• [What this task involves] Go through the lines below. Copy those with "objects".

• [Data for the task]

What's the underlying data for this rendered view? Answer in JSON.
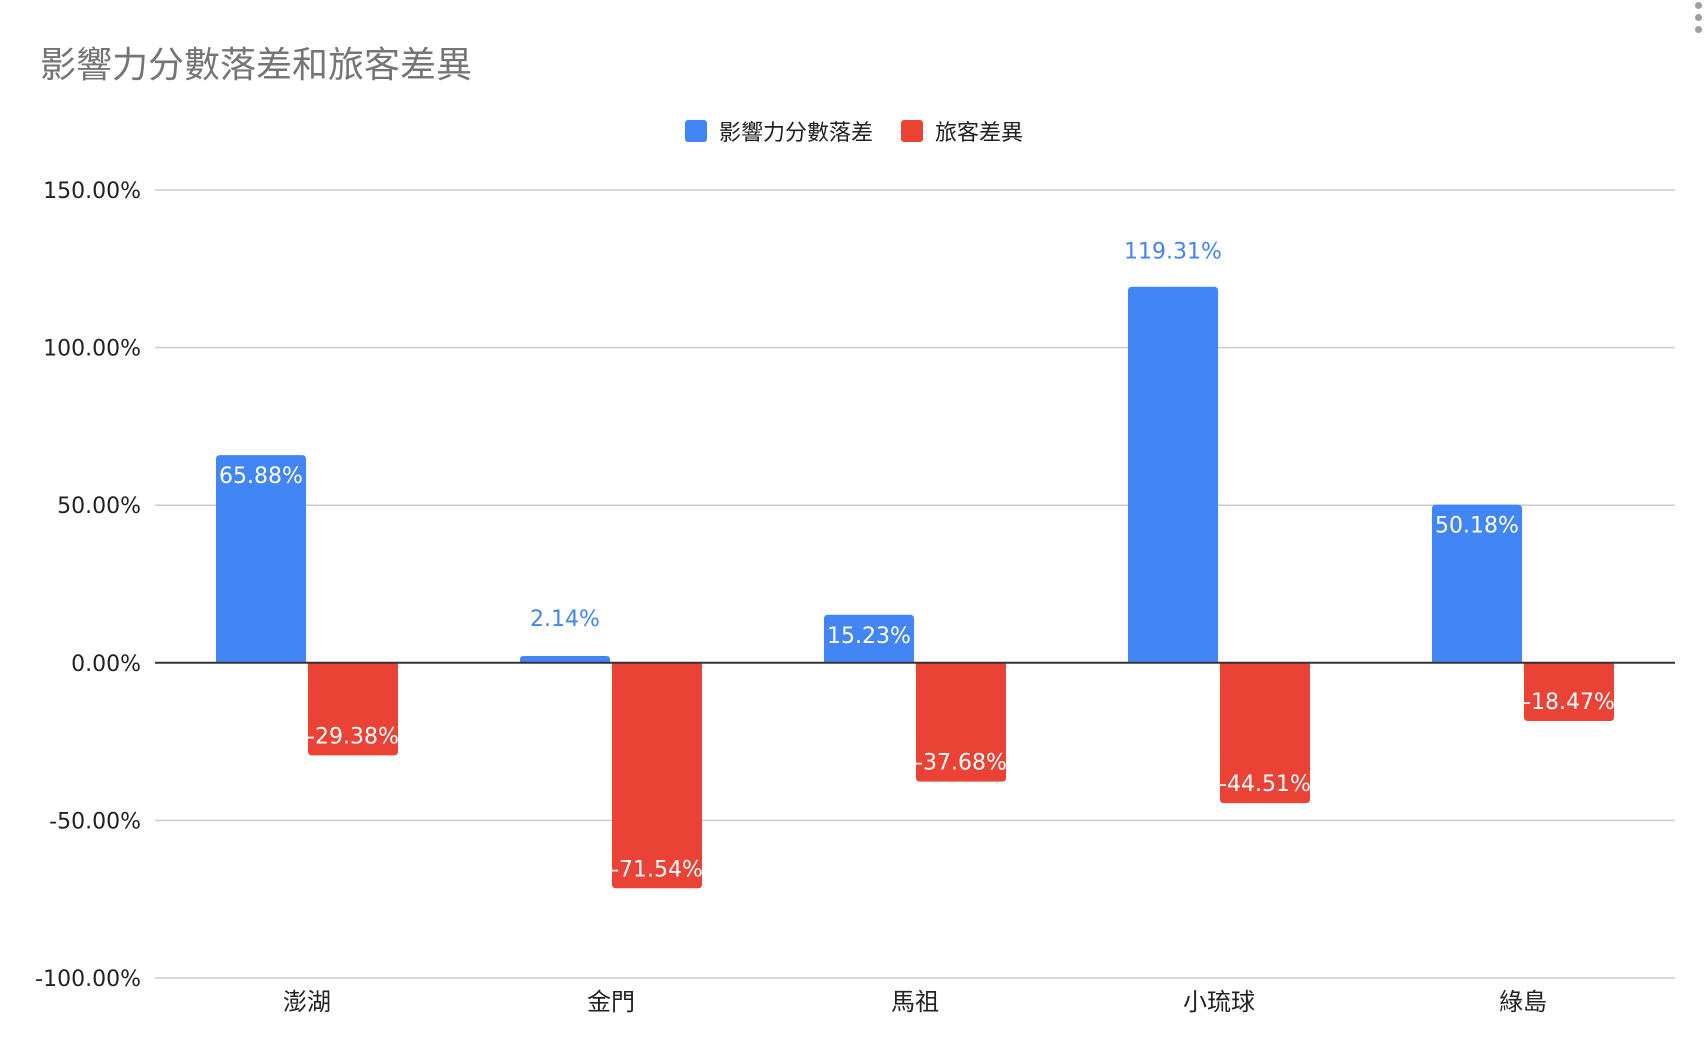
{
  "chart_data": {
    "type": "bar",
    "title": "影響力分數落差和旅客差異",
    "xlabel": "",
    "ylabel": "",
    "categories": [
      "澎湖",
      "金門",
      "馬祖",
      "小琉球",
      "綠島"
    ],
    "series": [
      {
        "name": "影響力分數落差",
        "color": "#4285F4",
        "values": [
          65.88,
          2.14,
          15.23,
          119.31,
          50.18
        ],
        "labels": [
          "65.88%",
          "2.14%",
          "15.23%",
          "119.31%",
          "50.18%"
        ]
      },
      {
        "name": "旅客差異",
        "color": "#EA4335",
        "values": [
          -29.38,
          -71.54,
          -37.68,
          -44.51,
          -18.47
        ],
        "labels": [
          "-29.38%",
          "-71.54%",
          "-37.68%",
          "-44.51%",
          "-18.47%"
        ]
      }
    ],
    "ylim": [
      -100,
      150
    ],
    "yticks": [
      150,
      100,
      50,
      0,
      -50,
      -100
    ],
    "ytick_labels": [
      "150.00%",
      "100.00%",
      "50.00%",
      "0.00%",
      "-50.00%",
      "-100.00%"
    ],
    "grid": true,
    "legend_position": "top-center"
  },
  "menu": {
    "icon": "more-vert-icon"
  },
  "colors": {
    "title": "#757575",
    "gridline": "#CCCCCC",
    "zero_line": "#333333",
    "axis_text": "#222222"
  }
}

---

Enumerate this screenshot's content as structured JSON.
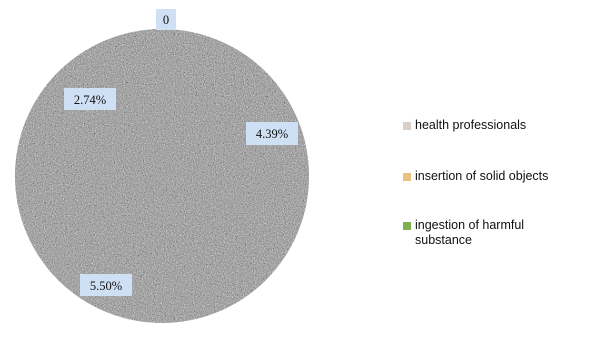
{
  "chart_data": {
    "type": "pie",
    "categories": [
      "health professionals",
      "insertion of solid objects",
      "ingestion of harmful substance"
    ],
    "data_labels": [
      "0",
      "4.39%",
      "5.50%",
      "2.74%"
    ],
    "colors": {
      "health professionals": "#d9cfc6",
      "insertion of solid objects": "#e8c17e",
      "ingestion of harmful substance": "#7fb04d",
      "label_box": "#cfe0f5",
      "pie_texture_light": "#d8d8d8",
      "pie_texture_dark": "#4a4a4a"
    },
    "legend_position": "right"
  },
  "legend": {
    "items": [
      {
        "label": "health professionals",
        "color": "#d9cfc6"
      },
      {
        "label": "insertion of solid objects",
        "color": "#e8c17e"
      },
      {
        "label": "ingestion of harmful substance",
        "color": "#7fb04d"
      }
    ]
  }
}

• [Result below]
      "insertion of solid objects",
      "insertion of solid objects": "#e8c17e",
        "label": "insertion of solid objects",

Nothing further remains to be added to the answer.